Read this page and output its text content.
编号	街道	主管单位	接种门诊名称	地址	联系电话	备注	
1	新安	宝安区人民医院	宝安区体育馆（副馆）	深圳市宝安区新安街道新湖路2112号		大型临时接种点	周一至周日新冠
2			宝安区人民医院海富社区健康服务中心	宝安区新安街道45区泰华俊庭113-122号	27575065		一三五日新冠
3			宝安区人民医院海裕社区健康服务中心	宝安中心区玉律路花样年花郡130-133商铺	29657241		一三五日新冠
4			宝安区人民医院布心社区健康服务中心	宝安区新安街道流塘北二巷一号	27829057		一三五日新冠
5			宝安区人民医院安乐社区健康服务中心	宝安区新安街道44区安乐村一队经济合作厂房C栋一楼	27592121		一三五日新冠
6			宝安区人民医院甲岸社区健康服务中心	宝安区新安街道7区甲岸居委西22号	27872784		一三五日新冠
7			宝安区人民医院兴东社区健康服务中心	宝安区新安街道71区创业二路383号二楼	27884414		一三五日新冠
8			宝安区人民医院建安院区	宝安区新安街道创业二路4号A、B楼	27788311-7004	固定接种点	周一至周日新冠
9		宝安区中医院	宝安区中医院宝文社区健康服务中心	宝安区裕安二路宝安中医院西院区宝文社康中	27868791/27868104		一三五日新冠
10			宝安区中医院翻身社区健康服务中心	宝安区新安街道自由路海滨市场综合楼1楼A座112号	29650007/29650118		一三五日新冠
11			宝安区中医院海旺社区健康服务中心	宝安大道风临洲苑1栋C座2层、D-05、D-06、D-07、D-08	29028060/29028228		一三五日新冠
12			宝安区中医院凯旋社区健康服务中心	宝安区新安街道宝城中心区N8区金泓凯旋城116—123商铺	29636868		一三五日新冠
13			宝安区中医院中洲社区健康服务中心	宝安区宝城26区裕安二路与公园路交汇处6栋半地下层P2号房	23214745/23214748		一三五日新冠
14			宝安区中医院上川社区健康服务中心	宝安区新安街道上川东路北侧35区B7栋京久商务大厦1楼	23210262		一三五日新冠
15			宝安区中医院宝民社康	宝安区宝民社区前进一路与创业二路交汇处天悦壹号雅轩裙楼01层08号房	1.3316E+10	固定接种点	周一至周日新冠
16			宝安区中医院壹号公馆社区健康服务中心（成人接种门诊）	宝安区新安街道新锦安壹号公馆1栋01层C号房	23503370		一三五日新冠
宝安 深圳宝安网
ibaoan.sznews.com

——

Only lines with the string "周一至周日新冠" belong in your answer; copy each one.

**WORKED ANSWER**
1	新安	宝安区人民医院	宝安区体育馆（副馆）	深圳市宝安区新安街道新湖路2112号		大型临时接种点	周一至周日新冠
8			宝安区人民医院建安院区	宝安区新安街道创业二路4号A、B楼	27788311-7004	固定接种点	周一至周日新冠
15			宝安区中医院宝民社康	宝安区宝民社区前进一路与创业二路交汇处天悦壹号雅轩裙楼01层08号房	1.3316E+10	固定接种点	周一至周日新冠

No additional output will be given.